- [ESERCIZI]
**A)** Nel brano sul non attaccamento, che cosa rappresenta la consapevolezza se si paragona la vita a un albero?
**B)** Continua il brano sul non attaccamento dopo la sua ultima frase.

Aparigraha, il non attaccamento è il risultato di un lungo processo di profonda conoscenza di noi stessi, delle nostre abitudini, degli schemi mentali, di come ed in cosa ci identifichiamo.
Di conseguenza, aparigraha influenza la nostra vita a 360°.
Il non attaccamento si sposa benissimo con il modello di vita a cui si ispira il minimalismo.
Esattamente come il minimalismo va contro corrente rispetto agli ideali della società consumistica. In quanto, porta a riflettere su ciò che è realmente necessario, a non aggrapparci al passato o agli oggetti e ad adattarci alle situazioni. A non effettuare acquisti impulsivi.
In poche parole, la pratica del non attaccamento insegna a non accumulare:
- oggetti materiali;
- relazioni non appaganti;
- informazioni inutili.
La mia esperienza mi ha portato a realizzare che il non attaccamento non è solo avere armadi e cassetti vuoti o una casa priva di soprammobili.
E’, innanzitutto, conoscenza approfondita delle nostre abitudini e dei nostri reali bisogni. E’ consapevolezza e capacità di comprendere chi siamo e quali sono i nostri bisogni fondamentali per vivere in serenità.
Infatti, se paragoniamo la vita ad un albero, la consapevolezza rappresenta le radici della nostra vita.
Non attaccamento ed abitudini.
Soprattutto le abitudini portano a schemi mentali e ad automatismi comportamentali inconsci.
Soffermati un attimo per riflettere sulla relazione che hai con i beni materiali. Probabilmente, sostituisci tutti gli oggetti che non rientrano nei tuoi schemi mentali.
Sicuramente, ti sarà capitato, di non chiederti se potevano avere altre funzioni prima di sostituirli con nuovi oggetti.
Solo dopo un’attenta fase di studio siamo pronti per lo step successivo, di riduzione degli oggetti. E, possiamo lasciare la porta aperta per dare il benvenuto al non attaccamento nella nostra vita.
Credo che l’insicurezza svolga un ruolo centrale nell’attaccamento sotto qualsiasi forma espressiva.
Per essere in grado di affrontare il futuro con leggerezza d’animo bisogna superarla.
Possesso ed avidità.
L’insicurezza fa sorgere il bisogno inconscio di possedere le cose e ci porta ad accumularle.
Non realizziamo che la vita è irrimediabilmente condizionata dalla loro presenza in quanto richiedono dispendio economico ed impiego di ulteriori energie per avere cura di essi.

- [RIGHE DI DATI]
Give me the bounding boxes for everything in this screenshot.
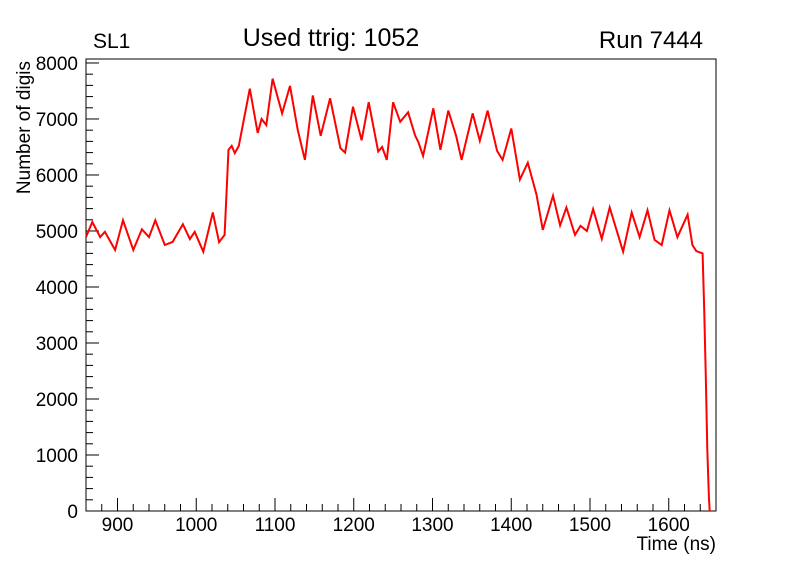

- [SOLUZIONI]
**A)** Rappresenta le radici della nostra vita.

**B)**
L’ansia ed i problemi aumentano anzicchè diminuire.
Essendo sotto l’influsso di false necessità, proviamo sensazioni dissonanti. Non siamo a nostro agio. Cerchiamo altre soluzioni. Acquistiamo altri oggetti che, a loro volta, hanno bisogno di altre attenzioni ed occupano spazio sia fisico che mentale. Il vuoto attorno a noi diminuisce mentre aumenta l’insoddisfazione.
Entriamo in un circolo vizioso che possiamo interrompere solo con una attenta e profonda riflessione nonchè con la ferrea volontà di cambiare .
Per chiarire il mio pensiero utilizzerò alcuni aneddoti personali.
Inizio con il raccontarti di Elisa e dei suoi abiti firmati. Viveva con ansia la possibilità che gli venissero rubati nello spogliatoio.
E’ un tipico esempio di oggetti che posseggono la nostra mente e le nostre emozioni. Ci rendono schiavi delle nostre paure.
Infatti, il timore di essere derubata dei suoi preziosi vestiti era costantemente presente nei pensieri di Elisa; la distoglieva dall’attimo presente. Dal qui ed ora: l’allenamento in piscina.
Al di là dell’imbarazzo di dover tornare a casa in accappatoio! 🤣 🤣 🤣.
Scusatemi ma l’immagine è molto esilarante! Spero che Elisa voglia perdonarmi perchè non intendo mancarle di rispetto.
Inoltre, Elisa associava l’idea che aveva di sè con i vestiti firmati. Si identificava con essi.
Ma anche io avevo qualcosa in comune con Elisa.
Cosa?
Prima una breve premessa.
Sperimentare il non attaccamento non significa privazione totale e mancanza di impegno personale per garantire il soddisfacimento delle proprie necessità. Ma, semplicemente non diventare schiavi di lavoro, oggetti o relazioni.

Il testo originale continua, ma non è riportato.